State how many lines in these records contain the word "drawing", and nothing else.

· · · · · · ·

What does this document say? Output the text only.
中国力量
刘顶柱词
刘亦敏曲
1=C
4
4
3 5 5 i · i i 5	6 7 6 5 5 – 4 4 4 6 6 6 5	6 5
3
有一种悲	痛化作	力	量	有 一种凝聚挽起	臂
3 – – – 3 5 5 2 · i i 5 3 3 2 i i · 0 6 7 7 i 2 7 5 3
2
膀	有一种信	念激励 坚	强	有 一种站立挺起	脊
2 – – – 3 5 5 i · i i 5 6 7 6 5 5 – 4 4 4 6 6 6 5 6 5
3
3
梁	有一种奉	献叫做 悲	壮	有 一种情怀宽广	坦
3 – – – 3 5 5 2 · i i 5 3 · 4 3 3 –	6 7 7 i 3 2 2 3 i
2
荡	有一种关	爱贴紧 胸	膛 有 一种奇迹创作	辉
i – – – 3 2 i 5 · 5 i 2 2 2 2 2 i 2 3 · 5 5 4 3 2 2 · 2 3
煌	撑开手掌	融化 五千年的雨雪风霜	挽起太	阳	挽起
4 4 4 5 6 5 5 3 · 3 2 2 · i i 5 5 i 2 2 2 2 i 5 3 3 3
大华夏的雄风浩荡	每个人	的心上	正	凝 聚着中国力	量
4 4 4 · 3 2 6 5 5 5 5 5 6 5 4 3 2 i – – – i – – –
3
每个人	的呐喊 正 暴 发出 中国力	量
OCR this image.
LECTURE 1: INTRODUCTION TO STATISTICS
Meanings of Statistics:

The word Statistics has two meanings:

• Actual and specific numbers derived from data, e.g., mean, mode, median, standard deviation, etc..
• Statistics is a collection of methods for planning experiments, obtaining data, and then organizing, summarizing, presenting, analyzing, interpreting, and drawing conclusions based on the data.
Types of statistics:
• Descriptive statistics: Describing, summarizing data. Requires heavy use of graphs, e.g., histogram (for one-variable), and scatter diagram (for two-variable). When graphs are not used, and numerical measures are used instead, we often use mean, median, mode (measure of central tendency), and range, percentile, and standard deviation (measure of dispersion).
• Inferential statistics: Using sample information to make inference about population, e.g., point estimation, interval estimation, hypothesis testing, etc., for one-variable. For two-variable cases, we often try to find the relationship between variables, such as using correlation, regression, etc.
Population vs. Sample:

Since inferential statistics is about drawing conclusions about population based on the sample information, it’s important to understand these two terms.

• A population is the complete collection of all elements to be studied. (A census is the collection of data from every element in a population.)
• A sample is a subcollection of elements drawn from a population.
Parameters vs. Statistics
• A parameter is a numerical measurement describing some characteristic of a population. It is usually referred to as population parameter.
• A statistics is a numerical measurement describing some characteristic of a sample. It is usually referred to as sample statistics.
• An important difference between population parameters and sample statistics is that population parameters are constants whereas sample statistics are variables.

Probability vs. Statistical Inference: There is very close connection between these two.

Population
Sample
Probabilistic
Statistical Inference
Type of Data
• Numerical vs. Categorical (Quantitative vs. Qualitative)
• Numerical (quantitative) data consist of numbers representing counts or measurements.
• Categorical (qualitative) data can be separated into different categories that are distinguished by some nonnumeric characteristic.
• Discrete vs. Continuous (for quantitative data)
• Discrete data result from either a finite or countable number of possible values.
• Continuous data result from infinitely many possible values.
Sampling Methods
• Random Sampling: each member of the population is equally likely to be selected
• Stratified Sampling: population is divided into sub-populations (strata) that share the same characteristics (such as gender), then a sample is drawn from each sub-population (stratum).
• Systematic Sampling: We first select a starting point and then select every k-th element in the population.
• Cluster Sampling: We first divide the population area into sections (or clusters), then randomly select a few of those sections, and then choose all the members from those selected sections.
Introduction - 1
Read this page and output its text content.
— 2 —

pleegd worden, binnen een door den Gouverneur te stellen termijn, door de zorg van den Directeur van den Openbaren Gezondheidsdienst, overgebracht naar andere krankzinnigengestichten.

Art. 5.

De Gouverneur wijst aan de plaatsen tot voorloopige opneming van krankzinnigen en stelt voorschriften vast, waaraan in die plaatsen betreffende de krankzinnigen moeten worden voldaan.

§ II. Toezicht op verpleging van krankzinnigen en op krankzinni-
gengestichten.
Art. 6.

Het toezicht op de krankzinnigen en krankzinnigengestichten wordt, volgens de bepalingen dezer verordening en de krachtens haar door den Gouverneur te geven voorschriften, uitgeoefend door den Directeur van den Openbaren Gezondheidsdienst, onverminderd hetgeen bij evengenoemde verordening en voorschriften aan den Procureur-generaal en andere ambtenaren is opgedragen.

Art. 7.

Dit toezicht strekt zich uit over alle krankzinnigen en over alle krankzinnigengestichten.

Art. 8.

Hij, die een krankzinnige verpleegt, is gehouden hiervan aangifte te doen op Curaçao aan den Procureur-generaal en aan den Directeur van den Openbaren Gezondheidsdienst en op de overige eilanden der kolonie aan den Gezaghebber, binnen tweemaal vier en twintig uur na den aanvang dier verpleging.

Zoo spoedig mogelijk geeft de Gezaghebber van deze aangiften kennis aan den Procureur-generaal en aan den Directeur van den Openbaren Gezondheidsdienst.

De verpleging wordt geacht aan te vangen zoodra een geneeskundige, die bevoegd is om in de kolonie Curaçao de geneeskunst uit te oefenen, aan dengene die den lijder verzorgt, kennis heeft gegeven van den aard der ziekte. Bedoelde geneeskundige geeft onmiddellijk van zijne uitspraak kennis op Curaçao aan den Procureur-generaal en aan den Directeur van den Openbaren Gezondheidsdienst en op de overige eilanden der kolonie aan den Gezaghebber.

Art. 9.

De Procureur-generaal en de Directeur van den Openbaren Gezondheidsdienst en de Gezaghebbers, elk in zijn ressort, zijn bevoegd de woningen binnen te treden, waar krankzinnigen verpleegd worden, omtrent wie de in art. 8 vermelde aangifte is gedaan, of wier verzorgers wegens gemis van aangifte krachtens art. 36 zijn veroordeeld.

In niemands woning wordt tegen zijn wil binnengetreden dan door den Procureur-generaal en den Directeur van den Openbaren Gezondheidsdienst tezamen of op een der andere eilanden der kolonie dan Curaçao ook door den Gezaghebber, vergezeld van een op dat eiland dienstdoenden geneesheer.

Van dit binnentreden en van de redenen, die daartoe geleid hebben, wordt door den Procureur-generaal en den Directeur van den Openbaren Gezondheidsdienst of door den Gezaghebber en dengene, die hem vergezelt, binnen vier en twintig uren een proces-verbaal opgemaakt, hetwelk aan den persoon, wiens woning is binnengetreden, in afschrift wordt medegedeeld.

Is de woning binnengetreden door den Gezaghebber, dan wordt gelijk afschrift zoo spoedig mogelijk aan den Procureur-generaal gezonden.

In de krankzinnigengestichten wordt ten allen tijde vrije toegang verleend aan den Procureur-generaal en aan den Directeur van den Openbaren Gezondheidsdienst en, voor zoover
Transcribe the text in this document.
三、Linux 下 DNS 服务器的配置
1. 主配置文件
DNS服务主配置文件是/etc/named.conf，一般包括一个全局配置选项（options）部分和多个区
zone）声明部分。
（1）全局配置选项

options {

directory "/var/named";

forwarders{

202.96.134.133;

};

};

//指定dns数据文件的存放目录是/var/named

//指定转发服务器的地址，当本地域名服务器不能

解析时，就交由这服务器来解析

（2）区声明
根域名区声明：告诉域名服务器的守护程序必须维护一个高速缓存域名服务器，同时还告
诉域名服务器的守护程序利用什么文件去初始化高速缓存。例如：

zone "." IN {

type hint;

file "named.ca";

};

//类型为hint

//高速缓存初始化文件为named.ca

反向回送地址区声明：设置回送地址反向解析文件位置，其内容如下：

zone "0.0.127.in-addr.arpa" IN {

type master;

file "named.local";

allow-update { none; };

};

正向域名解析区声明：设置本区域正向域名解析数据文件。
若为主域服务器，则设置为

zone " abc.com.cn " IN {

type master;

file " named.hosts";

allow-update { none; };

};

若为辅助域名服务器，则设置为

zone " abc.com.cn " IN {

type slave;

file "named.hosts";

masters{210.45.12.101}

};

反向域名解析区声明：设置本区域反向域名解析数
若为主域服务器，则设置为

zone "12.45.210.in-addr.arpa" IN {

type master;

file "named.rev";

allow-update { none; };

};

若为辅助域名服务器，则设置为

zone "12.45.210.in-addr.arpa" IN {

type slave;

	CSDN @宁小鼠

· · · · · · ·

> _The output_: 2